Records that describe figures:
** BEGIN **

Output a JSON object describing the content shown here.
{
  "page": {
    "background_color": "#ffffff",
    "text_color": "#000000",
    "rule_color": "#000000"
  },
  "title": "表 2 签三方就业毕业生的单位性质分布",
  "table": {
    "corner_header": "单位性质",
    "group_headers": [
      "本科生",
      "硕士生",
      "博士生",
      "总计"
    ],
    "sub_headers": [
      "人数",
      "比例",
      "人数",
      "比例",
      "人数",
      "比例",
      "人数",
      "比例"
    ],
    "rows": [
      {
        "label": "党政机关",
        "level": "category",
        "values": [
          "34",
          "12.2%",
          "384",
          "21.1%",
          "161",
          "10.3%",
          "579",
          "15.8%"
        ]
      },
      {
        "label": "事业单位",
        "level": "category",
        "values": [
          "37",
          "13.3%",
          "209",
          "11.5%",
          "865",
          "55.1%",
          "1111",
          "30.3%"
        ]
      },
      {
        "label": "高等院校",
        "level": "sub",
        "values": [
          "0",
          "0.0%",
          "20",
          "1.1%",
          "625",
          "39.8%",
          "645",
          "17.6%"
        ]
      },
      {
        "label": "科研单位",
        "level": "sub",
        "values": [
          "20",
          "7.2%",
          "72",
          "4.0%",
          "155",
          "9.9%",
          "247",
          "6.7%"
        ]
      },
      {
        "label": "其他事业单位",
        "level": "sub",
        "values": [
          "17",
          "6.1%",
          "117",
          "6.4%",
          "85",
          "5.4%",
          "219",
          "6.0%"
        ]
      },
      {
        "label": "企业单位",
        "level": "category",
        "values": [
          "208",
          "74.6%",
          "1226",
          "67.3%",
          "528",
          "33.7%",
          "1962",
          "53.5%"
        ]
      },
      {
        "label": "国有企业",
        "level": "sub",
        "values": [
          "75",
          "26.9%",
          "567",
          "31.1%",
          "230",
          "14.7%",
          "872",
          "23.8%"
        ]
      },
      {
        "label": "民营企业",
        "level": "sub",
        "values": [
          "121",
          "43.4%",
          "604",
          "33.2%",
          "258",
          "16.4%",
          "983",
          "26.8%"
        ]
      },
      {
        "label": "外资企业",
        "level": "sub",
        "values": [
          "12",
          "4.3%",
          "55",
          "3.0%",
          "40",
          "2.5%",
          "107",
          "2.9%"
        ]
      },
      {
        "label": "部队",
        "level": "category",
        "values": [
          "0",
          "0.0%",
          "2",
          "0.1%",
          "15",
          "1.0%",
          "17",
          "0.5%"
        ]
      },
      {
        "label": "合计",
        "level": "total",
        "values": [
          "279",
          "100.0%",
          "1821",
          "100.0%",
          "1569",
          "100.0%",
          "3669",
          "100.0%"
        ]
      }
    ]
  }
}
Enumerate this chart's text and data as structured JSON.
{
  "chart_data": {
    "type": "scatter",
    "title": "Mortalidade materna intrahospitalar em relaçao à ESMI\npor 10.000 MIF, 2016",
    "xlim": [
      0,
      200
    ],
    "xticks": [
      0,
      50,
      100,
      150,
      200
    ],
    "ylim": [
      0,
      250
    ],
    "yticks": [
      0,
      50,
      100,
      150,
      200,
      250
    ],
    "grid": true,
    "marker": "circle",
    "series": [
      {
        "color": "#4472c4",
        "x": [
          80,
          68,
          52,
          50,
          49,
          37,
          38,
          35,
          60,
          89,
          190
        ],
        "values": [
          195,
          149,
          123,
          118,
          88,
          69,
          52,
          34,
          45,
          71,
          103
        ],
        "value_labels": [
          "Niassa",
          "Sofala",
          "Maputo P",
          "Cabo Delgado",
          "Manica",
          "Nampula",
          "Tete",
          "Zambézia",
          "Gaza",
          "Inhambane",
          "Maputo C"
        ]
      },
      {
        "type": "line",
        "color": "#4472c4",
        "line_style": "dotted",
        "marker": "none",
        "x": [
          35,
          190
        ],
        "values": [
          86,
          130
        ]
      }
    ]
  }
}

** END **

Work required: Copy out the whole listing exactly as written.

Final result:
Output a JSON object describing the content shown here.
{
  "page": {
    "background_color": "#ffffff",
    "text_color": "#000000",
    "rule_color": "#000000"
  },
  "title": "表 2 签三方就业毕业生的单位性质分布",
  "table": {
    "corner_header": "单位性质",
    "group_headers": [
      "本科生",
      "硕士生",
      "博士生",
      "总计"
    ],
    "sub_headers": [
      "人数",
      "比例",
      "人数",
      "比例",
      "人数",
      "比例",
      "人数",
      "比例"
    ],
    "rows": [
      {
        "label": "党政机关",
        "level": "category",
        "values": [
          "34",
          "12.2%",
          "384",
          "21.1%",
          "161",
          "10.3%",
          "579",
          "15.8%"
        ]
      },
      {
        "label": "事业单位",
        "level": "category",
        "values": [
          "37",
          "13.3%",
          "209",
          "11.5%",
          "865",
          "55.1%",
          "1111",
          "30.3%"
        ]
      },
      {
        "label": "高等院校",
        "level": "sub",
        "values": [
          "0",
          "0.0%",
          "20",
          "1.1%",
          "625",
          "39.8%",
          "645",
          "17.6%"
        ]
      },
      {
        "label": "科研单位",
        "level": "sub",
        "values": [
          "20",
          "7.2%",
          "72",
          "4.0%",
          "155",
          "9.9%",
          "247",
          "6.7%"
        ]
      },
      {
        "label": "其他事业单位",
        "level": "sub",
        "values": [
          "17",
          "6.1%",
          "117",
          "6.4%",
          "85",
          "5.4%",
          "219",
          "6.0%"
        ]
      },
      {
        "label": "企业单位",
        "level": "category",
        "values": [
          "208",
          "74.6%",
          "1226",
          "67.3%",
          "528",
          "33.7%",
          "1962",
          "53.5%"
        ]
      },
      {
        "label": "国有企业",
        "level": "sub",
        "values": [
          "75",
          "26.9%",
          "567",
          "31.1%",
          "230",
          "14.7%",
          "872",
          "23.8%"
        ]
      },
      {
        "label": "民营企业",
        "level": "sub",
        "values": [
          "121",
          "43.4%",
          "604",
          "33.2%",
          "258",
          "16.4%",
          "983",
          "26.8%"
        ]
      },
      {
        "label": "外资企业",
        "level": "sub",
        "values": [
          "12",
          "4.3%",
          "55",
          "3.0%",
          "40",
          "2.5%",
          "107",
          "2.9%"
        ]
      },
      {
        "label": "部队",
        "level": "category",
        "values": [
          "0",
          "0.0%",
          "2",
          "0.1%",
          "15",
          "1.0%",
          "17",
          "0.5%"
        ]
      },
      {
        "label": "合计",
        "level": "total",
        "values": [
          "279",
          "100.0%",
          "1821",
          "100.0%",
          "1569",
          "100.0%",
          "3669",
          "100.0%"
        ]
      }
    ]
  }
}
Enumerate this chart's text and data as structured JSON.
{
  "chart_data": {
    "type": "scatter",
    "title": "Mortalidade materna intrahospitalar em relaçao à ESMI\npor 10.000 MIF, 2016",
    "xlim": [
      0,
      200
    ],
    "xticks": [
      0,
      50,
      100,
      150,
      200
    ],
    "ylim": [
      0,
      250
    ],
    "yticks": [
      0,
      50,
      100,
      150,
      200,
      250
    ],
    "grid": true,
    "marker": "circle",
    "series": [
      {
        "color": "#4472c4",
        "x": [
          80,
          68,
          52,
          50,
          49,
          37,
          38,
          35,
          60,
          89,
          190
        ],
        "values": [
          195,
          149,
          123,
          118,
          88,
          69,
          52,
          34,
          45,
          71,
          103
        ],
        "value_labels": [
          "Niassa",
          "Sofala",
          "Maputo P",
          "Cabo Delgado",
          "Manica",
          "Nampula",
          "Tete",
          "Zambézia",
          "Gaza",
          "Inhambane",
          "Maputo C"
        ]
      },
      {
        "type": "line",
        "color": "#4472c4",
        "line_style": "dotted",
        "marker": "none",
        "x": [
          35,
          190
        ],
        "values": [
          86,
          130
        ]
      }
    ]
  }
}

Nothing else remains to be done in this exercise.